Task statement:
Pictures stay out; everything else in the records below is copied exactly.

Provided material:
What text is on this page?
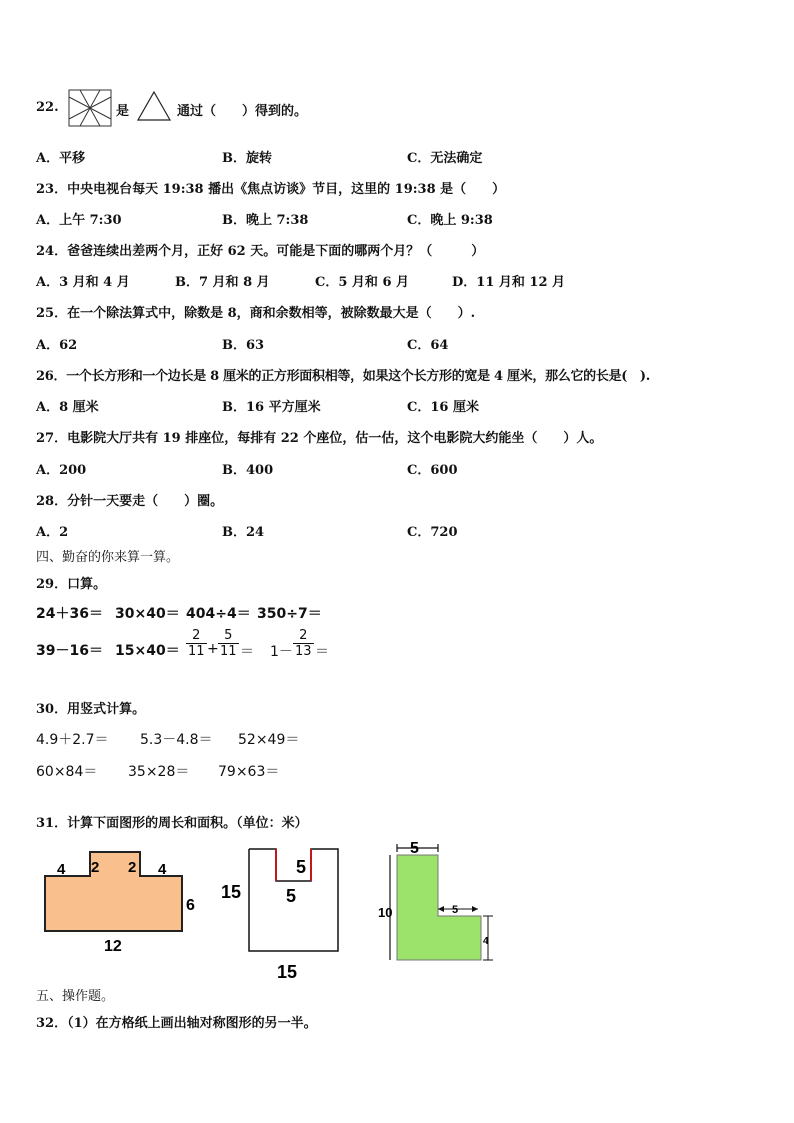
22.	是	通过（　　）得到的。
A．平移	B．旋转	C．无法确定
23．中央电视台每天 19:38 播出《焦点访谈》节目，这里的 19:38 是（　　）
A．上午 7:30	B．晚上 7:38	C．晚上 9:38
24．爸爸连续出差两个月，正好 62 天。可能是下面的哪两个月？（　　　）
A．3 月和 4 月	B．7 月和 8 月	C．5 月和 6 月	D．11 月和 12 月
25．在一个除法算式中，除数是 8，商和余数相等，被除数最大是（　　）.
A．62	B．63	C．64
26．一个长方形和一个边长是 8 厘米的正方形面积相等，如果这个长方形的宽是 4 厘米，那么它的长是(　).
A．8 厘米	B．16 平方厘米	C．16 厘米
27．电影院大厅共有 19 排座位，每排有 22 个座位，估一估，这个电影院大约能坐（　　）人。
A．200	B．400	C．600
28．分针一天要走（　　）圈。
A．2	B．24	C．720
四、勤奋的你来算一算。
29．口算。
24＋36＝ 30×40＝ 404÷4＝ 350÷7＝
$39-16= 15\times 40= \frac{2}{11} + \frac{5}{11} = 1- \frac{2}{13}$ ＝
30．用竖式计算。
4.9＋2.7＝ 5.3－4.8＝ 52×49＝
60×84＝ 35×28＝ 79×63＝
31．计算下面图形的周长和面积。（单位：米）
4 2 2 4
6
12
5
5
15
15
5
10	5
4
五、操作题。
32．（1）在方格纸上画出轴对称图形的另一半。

Response below:
What text is on this page?
22.	是	通过（　　）得到的。
A．平移	B．旋转	C．无法确定
23．中央电视台每天 19:38 播出《焦点访谈》节目，这里的 19:38 是（　　）
A．上午 7:30	B．晚上 7:38	C．晚上 9:38
24．爸爸连续出差两个月，正好 62 天。可能是下面的哪两个月？（　　　）
A．3 月和 4 月	B．7 月和 8 月	C．5 月和 6 月	D．11 月和 12 月
25．在一个除法算式中，除数是 8，商和余数相等，被除数最大是（　　）.
A．62	B．63	C．64
26．一个长方形和一个边长是 8 厘米的正方形面积相等，如果这个长方形的宽是 4 厘米，那么它的长是(　).
A．8 厘米	B．16 平方厘米	C．16 厘米
27．电影院大厅共有 19 排座位，每排有 22 个座位，估一估，这个电影院大约能坐（　　）人。
A．200	B．400	C．600
28．分针一天要走（　　）圈。
A．2	B．24	C．720
四、勤奋的你来算一算。
29．口算。
24＋36＝ 30×40＝ 404÷4＝ 350÷7＝
$39-16= 15\times 40= \frac{2}{11} + \frac{5}{11} = 1- \frac{2}{13}$ ＝
30．用竖式计算。
4.9＋2.7＝ 5.3－4.8＝ 52×49＝
60×84＝ 35×28＝ 79×63＝
31．计算下面图形的周长和面积。（单位：米）
4 2 2 4
6
12
5
5
15
15
5
10	5
4
五、操作题。
32．（1）在方格纸上画出轴对称图形的另一半。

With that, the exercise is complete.